[Figure dataset records]
== == ==

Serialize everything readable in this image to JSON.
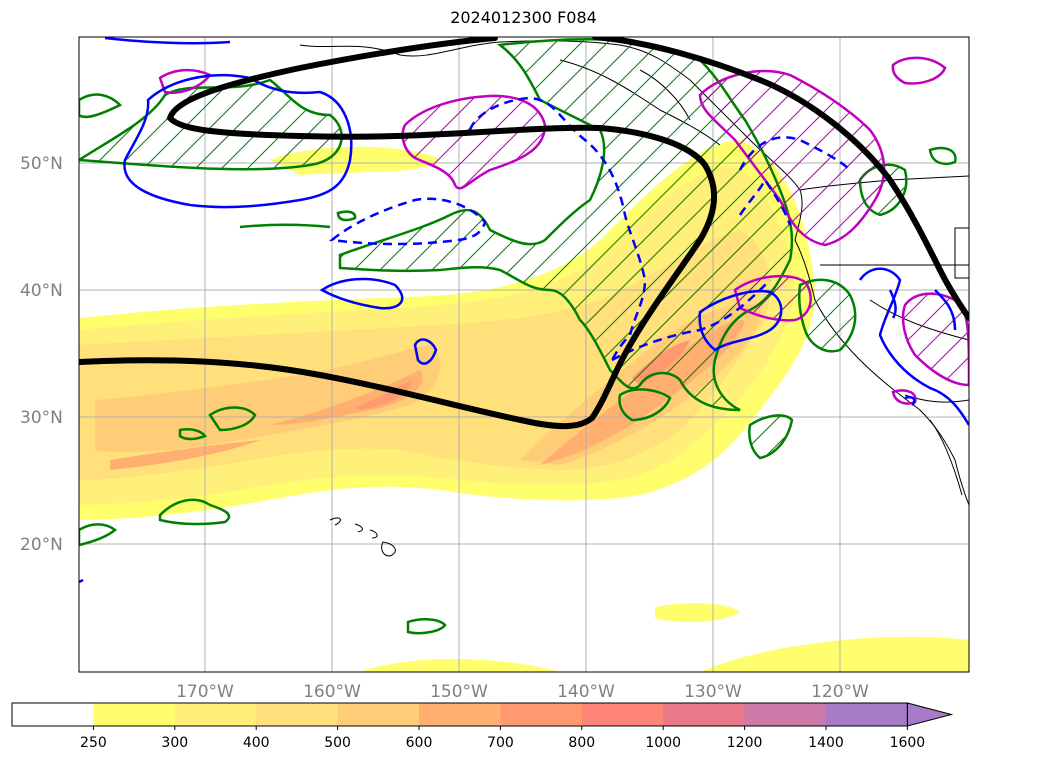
{
  "title": "2024012300 F084",
  "map": {
    "lat_labels": [
      "50°N",
      "40°N",
      "30°N",
      "20°N"
    ],
    "lon_labels": [
      "170°W",
      "160°W",
      "150°W",
      "140°W",
      "130°W",
      "120°W"
    ]
  },
  "colorbar": {
    "ticks": [
      "250",
      "300",
      "400",
      "500",
      "600",
      "700",
      "800",
      "1000",
      "1200",
      "1400",
      "1600"
    ],
    "colors": [
      "#ffffff",
      "#ffff6e",
      "#fff07a",
      "#ffe07a",
      "#ffcc77",
      "#ffb070",
      "#ff9a70",
      "#ff8577",
      "#e8788a",
      "#cc7aa8",
      "#a87bc7"
    ],
    "extend": "max"
  },
  "colors": {
    "jet_line": "#000000",
    "green_contour": "#008000",
    "blue_contour": "#0000ff",
    "magenta_contour": "#c000c0",
    "coastline": "#000000",
    "grid": "#b0b0b0"
  }
}
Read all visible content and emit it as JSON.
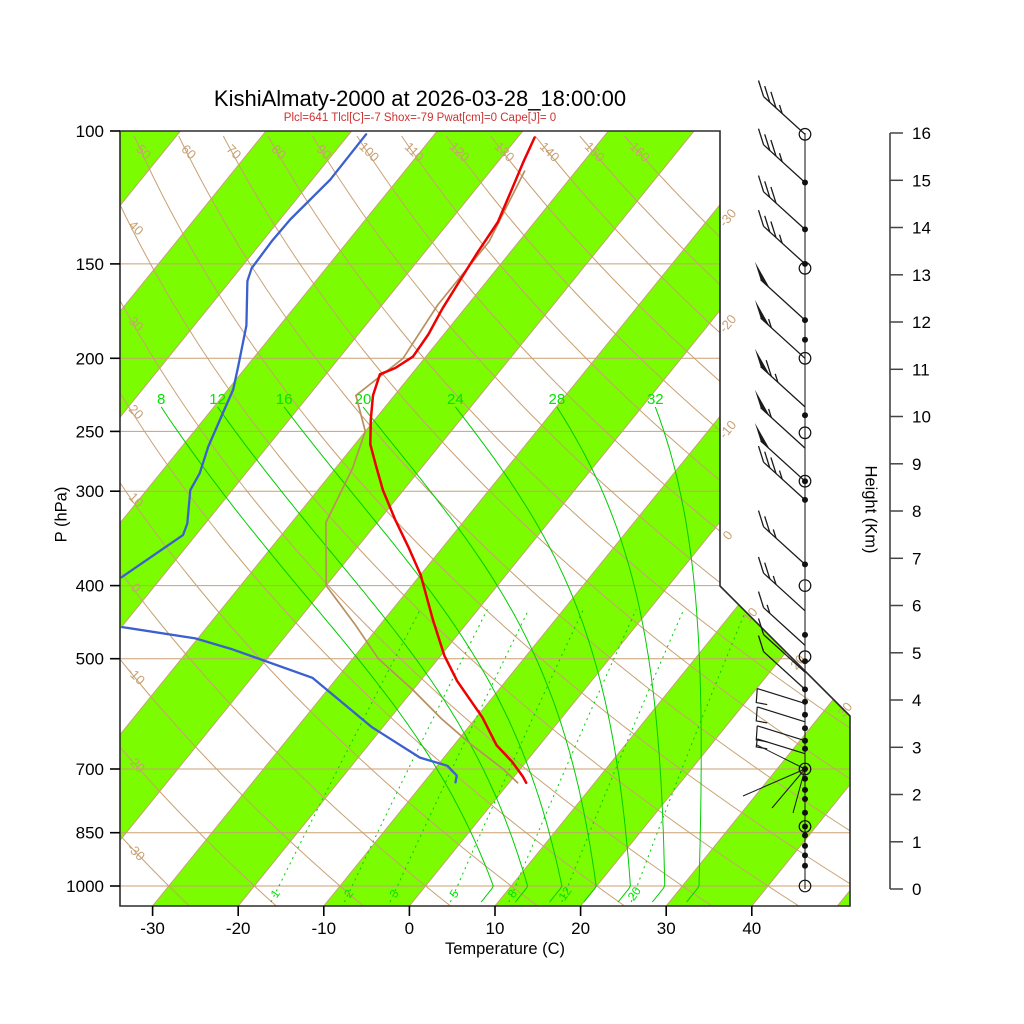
{
  "title": "KishiAlmaty-2000 at 2026-03-28_18:00:00",
  "subtitle": "Plcl=641 Tlcl[C]=-7 Shox=-79 Pwat[cm]=0 Cape[J]= 0",
  "chart_data": {
    "type": "line",
    "subtype": "skew-t-log-p-sounding",
    "title": "KishiAlmaty-2000 at 2026-03-28_18:00:00",
    "subtitle": "Plcl=641 Tlcl[C]=-7 Shox=-79 Pwat[cm]=0 Cape[J]= 0",
    "xlabel": "Temperature (C)",
    "ylabel_left": "P (hPa)",
    "ylabel_right": "Height (Km)",
    "x_ticks_c": [
      -30,
      -20,
      -10,
      0,
      10,
      20,
      30,
      40
    ],
    "pressure_ticks_hpa": [
      100,
      150,
      200,
      250,
      300,
      400,
      500,
      700,
      850,
      1000
    ],
    "height_ticks_km": [
      0,
      1,
      2,
      3,
      4,
      5,
      6,
      7,
      8,
      9,
      10,
      11,
      12,
      13,
      14,
      15,
      16
    ],
    "pressure_range_hpa": [
      100,
      1050
    ],
    "grid": true,
    "legend": "none",
    "dry_adiabats_c": [
      -30,
      -20,
      -10,
      0,
      10,
      20,
      30,
      40,
      50,
      60,
      70,
      80,
      90,
      100,
      110,
      120,
      130,
      140,
      150,
      160
    ],
    "isotherm_labels_right_c": [
      -30,
      -20,
      -10,
      0,
      10,
      20,
      30
    ],
    "isotherm_step_c": 10,
    "moist_adiabat_labels_c": [
      8,
      12,
      16,
      20,
      24,
      28,
      32
    ],
    "mixing_ratio_labels_gkg": [
      1,
      2,
      3,
      5,
      8,
      12,
      20
    ],
    "colors": {
      "stripe_green": "#7CFC00",
      "tan_lines": "#C8A173",
      "green_lines": "#00CD00",
      "temperature_red": "#EE0000",
      "dewpoint_blue": "#3A5FCF",
      "parcel_tan": "#B89060",
      "subtitle_red": "#CC3333",
      "axis_dark": "#2B2B2B"
    },
    "series": [
      {
        "name": "temperature",
        "color": "#EE0000",
        "points_p_t": [
          [
            102,
            -58
          ],
          [
            110,
            -57
          ],
          [
            120,
            -55.7
          ],
          [
            132,
            -54.3
          ],
          [
            145,
            -53.8
          ],
          [
            158,
            -53.2
          ],
          [
            172,
            -52.6
          ],
          [
            186,
            -51.8
          ],
          [
            199,
            -51.5
          ],
          [
            206,
            -52.5
          ],
          [
            210,
            -53.7
          ],
          [
            224,
            -52.5
          ],
          [
            241,
            -50.5
          ],
          [
            260,
            -48.2
          ],
          [
            277,
            -45.6
          ],
          [
            299,
            -42.4
          ],
          [
            327,
            -38.2
          ],
          [
            356,
            -34
          ],
          [
            387,
            -30
          ],
          [
            444,
            -24.3
          ],
          [
            495,
            -19.6
          ],
          [
            535,
            -15.7
          ],
          [
            598,
            -9.3
          ],
          [
            651,
            -5
          ],
          [
            685,
            -1.6
          ],
          [
            716,
            1
          ],
          [
            730,
            2
          ]
        ]
      },
      {
        "name": "dewpoint",
        "color": "#3A5FCF",
        "segments_p_t": [
          [
            [
              101,
              -78
            ],
            [
              116,
              -77.9
            ],
            [
              131,
              -78.8
            ],
            [
              140,
              -78.9
            ],
            [
              152,
              -78.7
            ],
            [
              158,
              -78
            ],
            [
              181,
              -73.9
            ],
            [
              205,
              -71
            ],
            [
              220,
              -69.4
            ],
            [
              236,
              -68.4
            ],
            [
              262,
              -66.9
            ],
            [
              284,
              -65.4
            ],
            [
              299,
              -64.9
            ],
            [
              331,
              -62.1
            ],
            [
              343,
              -61.5
            ],
            [
              390,
              -64.7
            ]
          ],
          [
            [
              454,
              -59.9
            ],
            [
              470,
              -50.3
            ],
            [
              486,
              -44.9
            ],
            [
              530,
              -32.9
            ],
            [
              616,
              -21.3
            ],
            [
              676,
              -12.8
            ],
            [
              693,
              -8.8
            ],
            [
              714,
              -6.8
            ],
            [
              729,
              -6.3
            ]
          ]
        ]
      },
      {
        "name": "parcel",
        "color": "#B89060",
        "points_p_t": [
          [
            113,
            -56
          ],
          [
            140,
            -53.5
          ],
          [
            170,
            -53.5
          ],
          [
            200,
            -52.5
          ],
          [
            224,
            -54.5
          ],
          [
            250,
            -50
          ],
          [
            280,
            -48
          ],
          [
            330,
            -46
          ],
          [
            400,
            -40
          ],
          [
            450,
            -33
          ],
          [
            500,
            -27
          ],
          [
            550,
            -20
          ],
          [
            600,
            -14
          ],
          [
            650,
            -8
          ],
          [
            700,
            -2
          ],
          [
            730,
            1
          ]
        ]
      }
    ],
    "wind_barbs": [
      {
        "p": 101,
        "flag": 0,
        "full": 3,
        "half": 1,
        "style": "up"
      },
      {
        "p": 117,
        "flag": 0,
        "full": 3,
        "half": 1,
        "style": "up"
      },
      {
        "p": 135,
        "flag": 0,
        "full": 3,
        "half": 0,
        "style": "up"
      },
      {
        "p": 150,
        "flag": 0,
        "full": 3,
        "half": 1,
        "style": "up"
      },
      {
        "p": 178,
        "flag": 1,
        "full": 0,
        "half": 0,
        "style": "up"
      },
      {
        "p": 200,
        "flag": 1,
        "full": 0,
        "half": 1,
        "style": "up"
      },
      {
        "p": 232,
        "flag": 1,
        "full": 1,
        "half": 1,
        "style": "up"
      },
      {
        "p": 263,
        "flag": 1,
        "full": 0,
        "half": 1,
        "style": "up"
      },
      {
        "p": 291,
        "flag": 1,
        "full": 0,
        "half": 0,
        "style": "up"
      },
      {
        "p": 308,
        "flag": 0,
        "full": 3,
        "half": 1,
        "style": "up"
      },
      {
        "p": 375,
        "flag": 0,
        "full": 2,
        "half": 1,
        "style": "up"
      },
      {
        "p": 432,
        "flag": 0,
        "full": 2,
        "half": 1,
        "style": "up"
      },
      {
        "p": 480,
        "flag": 0,
        "full": 1,
        "half": 1,
        "style": "up"
      },
      {
        "p": 521,
        "flag": 0,
        "full": 1,
        "half": 0,
        "style": "up"
      },
      {
        "p": 549,
        "flag": 0,
        "full": 1,
        "half": 0,
        "style": "up"
      },
      {
        "p": 573,
        "flag": 0,
        "full": 1,
        "half": 0,
        "style": "low"
      },
      {
        "p": 606,
        "flag": 0,
        "full": 1,
        "half": 0,
        "style": "low"
      },
      {
        "p": 642,
        "flag": 0,
        "full": 1,
        "half": 0,
        "style": "low"
      },
      {
        "p": 668,
        "flag": 0,
        "full": 0,
        "half": 1,
        "style": "low"
      },
      {
        "p": 700,
        "flag": 0,
        "full": 0,
        "half": 0,
        "style": "star"
      }
    ],
    "staff_markers": [
      [
        101,
        "c"
      ],
      [
        117,
        "d"
      ],
      [
        135,
        "d"
      ],
      [
        150,
        "d"
      ],
      [
        152,
        "c"
      ],
      [
        178,
        "d"
      ],
      [
        189,
        "d"
      ],
      [
        200,
        "c"
      ],
      [
        238,
        "d"
      ],
      [
        251,
        "c"
      ],
      [
        291,
        "cd"
      ],
      [
        308,
        "d"
      ],
      [
        375,
        "d"
      ],
      [
        400,
        "c"
      ],
      [
        465,
        "d"
      ],
      [
        497,
        "c"
      ],
      [
        504,
        "d"
      ],
      [
        549,
        "d"
      ],
      [
        570,
        "d"
      ],
      [
        593,
        "d"
      ],
      [
        618,
        "d"
      ],
      [
        642,
        "d"
      ],
      [
        658,
        "d"
      ],
      [
        700,
        "cd"
      ],
      [
        721,
        "d"
      ],
      [
        746,
        "d"
      ],
      [
        767,
        "d"
      ],
      [
        800,
        "d"
      ],
      [
        834,
        "cd"
      ],
      [
        857,
        "d"
      ],
      [
        885,
        "d"
      ],
      [
        911,
        "d"
      ],
      [
        940,
        "d"
      ],
      [
        1000,
        "c"
      ]
    ]
  }
}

== == ==

Report each line of the material above where the word "JSON" appears.

Serialize everything readable in this image to JSON.
Read all visible content and emit it as JSON.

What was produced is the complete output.